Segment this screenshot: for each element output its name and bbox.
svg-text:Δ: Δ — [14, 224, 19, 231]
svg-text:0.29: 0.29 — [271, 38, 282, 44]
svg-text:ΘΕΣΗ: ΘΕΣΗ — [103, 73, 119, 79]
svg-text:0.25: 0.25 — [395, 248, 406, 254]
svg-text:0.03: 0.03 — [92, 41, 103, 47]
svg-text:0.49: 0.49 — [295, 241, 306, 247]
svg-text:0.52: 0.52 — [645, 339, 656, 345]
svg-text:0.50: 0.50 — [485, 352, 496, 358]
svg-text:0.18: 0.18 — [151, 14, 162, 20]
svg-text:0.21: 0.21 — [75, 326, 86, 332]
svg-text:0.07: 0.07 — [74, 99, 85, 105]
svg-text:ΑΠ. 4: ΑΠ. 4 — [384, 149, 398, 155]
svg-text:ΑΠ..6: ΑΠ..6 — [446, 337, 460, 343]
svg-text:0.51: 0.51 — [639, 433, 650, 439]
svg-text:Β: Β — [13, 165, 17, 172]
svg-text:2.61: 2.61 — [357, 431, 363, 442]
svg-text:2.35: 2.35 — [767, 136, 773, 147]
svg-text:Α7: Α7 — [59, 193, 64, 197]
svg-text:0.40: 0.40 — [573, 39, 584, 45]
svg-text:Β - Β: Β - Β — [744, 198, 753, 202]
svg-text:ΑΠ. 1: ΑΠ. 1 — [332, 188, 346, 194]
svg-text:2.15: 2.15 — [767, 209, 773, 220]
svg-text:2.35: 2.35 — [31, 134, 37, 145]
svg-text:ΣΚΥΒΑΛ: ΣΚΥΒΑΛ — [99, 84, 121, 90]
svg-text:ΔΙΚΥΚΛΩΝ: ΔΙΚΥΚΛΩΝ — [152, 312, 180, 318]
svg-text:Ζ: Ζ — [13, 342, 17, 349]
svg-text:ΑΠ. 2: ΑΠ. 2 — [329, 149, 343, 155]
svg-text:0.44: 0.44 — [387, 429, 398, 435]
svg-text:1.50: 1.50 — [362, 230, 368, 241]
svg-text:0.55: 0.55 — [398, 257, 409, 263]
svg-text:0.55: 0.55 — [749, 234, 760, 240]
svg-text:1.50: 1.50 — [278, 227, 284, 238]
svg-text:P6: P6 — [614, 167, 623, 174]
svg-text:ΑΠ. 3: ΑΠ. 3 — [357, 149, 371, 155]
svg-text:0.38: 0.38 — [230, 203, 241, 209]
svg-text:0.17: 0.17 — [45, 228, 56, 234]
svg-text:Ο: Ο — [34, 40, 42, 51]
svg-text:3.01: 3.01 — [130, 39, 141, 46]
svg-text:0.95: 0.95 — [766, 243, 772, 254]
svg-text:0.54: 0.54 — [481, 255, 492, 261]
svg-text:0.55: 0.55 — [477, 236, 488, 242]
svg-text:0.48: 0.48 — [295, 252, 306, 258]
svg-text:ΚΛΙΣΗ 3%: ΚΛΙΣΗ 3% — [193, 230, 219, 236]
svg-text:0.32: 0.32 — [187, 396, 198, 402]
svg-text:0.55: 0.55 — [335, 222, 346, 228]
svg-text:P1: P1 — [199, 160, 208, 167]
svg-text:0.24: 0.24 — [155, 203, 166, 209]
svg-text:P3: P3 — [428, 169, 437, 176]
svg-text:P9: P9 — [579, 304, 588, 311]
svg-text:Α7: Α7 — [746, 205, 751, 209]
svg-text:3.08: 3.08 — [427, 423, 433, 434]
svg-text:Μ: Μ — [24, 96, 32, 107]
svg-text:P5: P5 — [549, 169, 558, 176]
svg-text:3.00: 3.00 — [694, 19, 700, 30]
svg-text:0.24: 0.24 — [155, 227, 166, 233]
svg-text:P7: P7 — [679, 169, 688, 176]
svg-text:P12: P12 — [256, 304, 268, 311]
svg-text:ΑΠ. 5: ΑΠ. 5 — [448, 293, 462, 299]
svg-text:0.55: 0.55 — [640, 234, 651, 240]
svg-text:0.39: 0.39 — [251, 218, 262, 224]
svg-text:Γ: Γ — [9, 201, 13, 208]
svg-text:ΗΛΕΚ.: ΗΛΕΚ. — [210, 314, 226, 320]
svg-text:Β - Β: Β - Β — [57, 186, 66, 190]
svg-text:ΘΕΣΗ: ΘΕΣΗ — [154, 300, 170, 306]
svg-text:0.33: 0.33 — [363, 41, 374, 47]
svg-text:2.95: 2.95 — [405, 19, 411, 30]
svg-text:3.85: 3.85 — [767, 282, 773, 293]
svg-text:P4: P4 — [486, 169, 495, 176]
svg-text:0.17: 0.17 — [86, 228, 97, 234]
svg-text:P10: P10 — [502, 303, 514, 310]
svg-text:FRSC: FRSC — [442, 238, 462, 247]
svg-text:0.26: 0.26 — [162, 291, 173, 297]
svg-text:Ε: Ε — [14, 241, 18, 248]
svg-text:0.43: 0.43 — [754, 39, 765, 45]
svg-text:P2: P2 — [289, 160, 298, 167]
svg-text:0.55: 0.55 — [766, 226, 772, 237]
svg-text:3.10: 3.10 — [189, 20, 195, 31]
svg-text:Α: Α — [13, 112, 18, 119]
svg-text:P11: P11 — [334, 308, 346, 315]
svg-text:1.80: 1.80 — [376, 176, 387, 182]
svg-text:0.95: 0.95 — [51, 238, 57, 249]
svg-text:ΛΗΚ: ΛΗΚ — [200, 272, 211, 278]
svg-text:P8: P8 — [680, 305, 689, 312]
————————
• **WHAT THE TASK REQUIRES**: Starting at the first line of the listing and ending at the line that contains "svg-text:0.07: 0.07 — [74, 99, 85, 105]", copy out those lines unchanged, including both ends.

• **SOLUTION FOR THIS EXERCISE**:
Segment this screenshot: for each element output its name and bbox.
svg-text:Δ: Δ — [14, 224, 19, 231]
svg-text:0.29: 0.29 — [271, 38, 282, 44]
svg-text:ΘΕΣΗ: ΘΕΣΗ — [103, 73, 119, 79]
svg-text:0.25: 0.25 — [395, 248, 406, 254]
svg-text:0.03: 0.03 — [92, 41, 103, 47]
svg-text:0.49: 0.49 — [295, 241, 306, 247]
svg-text:0.52: 0.52 — [645, 339, 656, 345]
svg-text:0.50: 0.50 — [485, 352, 496, 358]
svg-text:0.18: 0.18 — [151, 14, 162, 20]
svg-text:0.21: 0.21 — [75, 326, 86, 332]
svg-text:0.07: 0.07 — [74, 99, 85, 105]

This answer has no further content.